DESCRIPTION OF THE TASK
Return all lines below containing the word "tiene".

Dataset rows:
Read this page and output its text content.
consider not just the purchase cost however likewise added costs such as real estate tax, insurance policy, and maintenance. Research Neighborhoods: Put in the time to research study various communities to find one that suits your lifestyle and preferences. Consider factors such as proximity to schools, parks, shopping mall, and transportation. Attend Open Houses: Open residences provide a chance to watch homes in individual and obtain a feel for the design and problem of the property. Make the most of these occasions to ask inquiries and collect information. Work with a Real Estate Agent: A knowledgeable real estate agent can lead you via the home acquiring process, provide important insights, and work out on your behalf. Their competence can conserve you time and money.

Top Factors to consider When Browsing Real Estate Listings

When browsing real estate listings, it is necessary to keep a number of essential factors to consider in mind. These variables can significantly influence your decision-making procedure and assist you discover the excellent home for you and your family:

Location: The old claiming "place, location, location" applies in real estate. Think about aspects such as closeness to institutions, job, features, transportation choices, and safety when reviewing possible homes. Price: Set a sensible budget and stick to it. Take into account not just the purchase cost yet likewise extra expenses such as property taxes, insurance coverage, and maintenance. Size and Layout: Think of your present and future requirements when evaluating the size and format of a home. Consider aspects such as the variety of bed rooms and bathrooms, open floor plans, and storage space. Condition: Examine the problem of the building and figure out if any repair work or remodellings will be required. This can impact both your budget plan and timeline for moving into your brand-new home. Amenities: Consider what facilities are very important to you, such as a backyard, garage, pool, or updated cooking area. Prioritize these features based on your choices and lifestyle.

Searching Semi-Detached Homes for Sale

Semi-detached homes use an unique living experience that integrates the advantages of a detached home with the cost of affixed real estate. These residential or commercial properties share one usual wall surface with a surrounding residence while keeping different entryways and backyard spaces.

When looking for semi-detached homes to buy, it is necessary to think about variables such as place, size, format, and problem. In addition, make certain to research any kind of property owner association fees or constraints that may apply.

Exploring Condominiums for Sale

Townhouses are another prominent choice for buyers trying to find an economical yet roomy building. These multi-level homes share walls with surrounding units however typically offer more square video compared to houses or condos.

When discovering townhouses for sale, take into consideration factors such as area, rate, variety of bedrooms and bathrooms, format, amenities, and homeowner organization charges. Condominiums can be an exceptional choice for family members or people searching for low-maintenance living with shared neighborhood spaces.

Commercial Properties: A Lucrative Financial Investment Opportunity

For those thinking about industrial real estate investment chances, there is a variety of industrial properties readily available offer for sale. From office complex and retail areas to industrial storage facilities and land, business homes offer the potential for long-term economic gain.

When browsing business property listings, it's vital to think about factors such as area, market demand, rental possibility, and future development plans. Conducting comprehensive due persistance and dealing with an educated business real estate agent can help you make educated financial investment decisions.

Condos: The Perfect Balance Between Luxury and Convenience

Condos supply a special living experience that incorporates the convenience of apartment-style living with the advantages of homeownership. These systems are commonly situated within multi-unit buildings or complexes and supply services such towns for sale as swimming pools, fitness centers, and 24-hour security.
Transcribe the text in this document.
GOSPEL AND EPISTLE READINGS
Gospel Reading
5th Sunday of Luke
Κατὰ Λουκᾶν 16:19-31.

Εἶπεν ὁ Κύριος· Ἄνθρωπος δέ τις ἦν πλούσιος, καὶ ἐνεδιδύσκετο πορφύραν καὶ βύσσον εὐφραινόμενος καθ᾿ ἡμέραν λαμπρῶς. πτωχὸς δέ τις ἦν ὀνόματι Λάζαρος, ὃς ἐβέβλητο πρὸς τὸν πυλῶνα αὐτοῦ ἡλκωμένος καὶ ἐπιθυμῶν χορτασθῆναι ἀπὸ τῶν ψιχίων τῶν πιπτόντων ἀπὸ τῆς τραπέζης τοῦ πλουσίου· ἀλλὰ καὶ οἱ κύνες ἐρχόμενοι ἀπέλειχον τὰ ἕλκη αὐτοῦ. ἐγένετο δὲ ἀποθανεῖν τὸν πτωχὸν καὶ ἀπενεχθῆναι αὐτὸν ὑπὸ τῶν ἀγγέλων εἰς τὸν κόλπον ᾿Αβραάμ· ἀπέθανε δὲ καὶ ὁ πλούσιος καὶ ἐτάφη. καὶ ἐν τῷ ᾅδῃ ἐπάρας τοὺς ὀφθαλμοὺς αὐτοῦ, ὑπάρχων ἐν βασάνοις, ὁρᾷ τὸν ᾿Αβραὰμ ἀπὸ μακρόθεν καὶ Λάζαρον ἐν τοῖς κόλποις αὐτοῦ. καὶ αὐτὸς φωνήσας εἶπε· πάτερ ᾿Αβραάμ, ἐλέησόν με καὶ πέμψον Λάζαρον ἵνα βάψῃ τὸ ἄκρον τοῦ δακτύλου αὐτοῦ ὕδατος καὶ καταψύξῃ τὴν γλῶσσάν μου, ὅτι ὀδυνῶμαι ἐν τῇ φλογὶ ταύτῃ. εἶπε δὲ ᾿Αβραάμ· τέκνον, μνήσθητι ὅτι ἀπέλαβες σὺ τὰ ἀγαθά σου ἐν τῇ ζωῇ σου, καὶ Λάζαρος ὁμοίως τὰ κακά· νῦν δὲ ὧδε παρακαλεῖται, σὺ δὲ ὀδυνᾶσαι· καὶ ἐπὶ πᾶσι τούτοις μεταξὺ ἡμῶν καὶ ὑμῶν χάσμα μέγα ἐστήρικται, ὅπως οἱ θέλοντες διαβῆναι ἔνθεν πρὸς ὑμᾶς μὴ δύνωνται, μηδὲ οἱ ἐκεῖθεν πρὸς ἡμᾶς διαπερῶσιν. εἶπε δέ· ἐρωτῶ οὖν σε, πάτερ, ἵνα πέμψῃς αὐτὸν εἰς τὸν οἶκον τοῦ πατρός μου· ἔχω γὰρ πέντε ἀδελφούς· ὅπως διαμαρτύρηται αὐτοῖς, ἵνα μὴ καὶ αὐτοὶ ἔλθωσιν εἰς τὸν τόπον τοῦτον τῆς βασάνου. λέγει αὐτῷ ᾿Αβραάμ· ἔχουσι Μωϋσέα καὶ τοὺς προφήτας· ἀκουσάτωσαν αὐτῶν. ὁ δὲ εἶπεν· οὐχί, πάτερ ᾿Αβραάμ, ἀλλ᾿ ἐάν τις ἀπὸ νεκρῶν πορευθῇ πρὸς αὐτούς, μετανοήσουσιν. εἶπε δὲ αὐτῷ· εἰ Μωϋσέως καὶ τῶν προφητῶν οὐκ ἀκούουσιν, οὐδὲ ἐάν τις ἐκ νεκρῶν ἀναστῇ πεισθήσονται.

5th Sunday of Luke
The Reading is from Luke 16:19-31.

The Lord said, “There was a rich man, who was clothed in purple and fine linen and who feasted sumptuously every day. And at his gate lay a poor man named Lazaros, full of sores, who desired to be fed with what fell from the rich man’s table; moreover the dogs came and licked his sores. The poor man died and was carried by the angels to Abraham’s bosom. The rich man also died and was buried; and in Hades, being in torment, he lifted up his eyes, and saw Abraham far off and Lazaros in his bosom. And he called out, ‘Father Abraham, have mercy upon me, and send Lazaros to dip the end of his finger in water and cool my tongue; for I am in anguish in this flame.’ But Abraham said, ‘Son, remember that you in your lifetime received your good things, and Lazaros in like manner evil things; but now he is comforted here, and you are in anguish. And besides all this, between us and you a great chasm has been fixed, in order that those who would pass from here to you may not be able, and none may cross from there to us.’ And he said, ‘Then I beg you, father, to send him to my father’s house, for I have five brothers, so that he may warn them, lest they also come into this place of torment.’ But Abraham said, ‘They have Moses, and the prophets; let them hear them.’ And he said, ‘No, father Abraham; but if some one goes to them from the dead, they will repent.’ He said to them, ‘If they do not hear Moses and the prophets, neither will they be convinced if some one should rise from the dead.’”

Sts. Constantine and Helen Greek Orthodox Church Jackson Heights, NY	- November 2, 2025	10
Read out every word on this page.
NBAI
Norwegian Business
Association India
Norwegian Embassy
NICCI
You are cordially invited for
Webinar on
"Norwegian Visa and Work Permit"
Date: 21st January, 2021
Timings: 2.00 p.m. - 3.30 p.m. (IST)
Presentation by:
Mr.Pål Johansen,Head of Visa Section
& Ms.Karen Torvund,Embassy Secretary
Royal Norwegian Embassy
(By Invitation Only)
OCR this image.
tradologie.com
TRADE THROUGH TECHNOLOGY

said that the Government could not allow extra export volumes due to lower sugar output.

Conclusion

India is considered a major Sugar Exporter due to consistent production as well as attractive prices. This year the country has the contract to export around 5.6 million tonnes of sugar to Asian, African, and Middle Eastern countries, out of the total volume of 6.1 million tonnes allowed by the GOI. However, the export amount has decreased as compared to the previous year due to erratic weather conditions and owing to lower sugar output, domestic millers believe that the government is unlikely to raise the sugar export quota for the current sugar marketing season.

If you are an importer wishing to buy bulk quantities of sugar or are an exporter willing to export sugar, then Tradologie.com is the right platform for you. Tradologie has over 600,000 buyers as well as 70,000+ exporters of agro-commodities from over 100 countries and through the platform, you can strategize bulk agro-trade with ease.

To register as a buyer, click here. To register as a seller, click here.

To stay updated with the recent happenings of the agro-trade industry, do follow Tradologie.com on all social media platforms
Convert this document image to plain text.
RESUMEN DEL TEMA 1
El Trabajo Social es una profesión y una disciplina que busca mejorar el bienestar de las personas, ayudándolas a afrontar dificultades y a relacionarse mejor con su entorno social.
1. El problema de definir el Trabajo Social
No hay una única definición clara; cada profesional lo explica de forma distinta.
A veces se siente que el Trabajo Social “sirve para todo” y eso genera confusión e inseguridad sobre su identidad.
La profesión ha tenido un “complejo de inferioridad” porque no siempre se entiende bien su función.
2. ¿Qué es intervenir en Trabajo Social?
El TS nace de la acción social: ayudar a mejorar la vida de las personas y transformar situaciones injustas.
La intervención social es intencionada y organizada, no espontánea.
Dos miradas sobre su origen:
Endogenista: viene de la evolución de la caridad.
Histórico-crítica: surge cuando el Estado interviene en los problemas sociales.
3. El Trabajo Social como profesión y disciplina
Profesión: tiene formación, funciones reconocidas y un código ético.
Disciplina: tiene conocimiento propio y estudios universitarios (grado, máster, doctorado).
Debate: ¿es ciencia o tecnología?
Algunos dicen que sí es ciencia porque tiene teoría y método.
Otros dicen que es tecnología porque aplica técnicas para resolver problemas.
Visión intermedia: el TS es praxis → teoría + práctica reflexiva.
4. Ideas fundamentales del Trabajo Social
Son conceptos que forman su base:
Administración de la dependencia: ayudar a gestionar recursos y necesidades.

EXERCISE ANSWER
Profesión: tiene formación, funciones reconocidas y un código ético.
Disciplina: tiene conocimiento propio y estudios universitarios (grado, máster, doctorado).
Algunos dicen que sí es ciencia porque tiene teoría y método.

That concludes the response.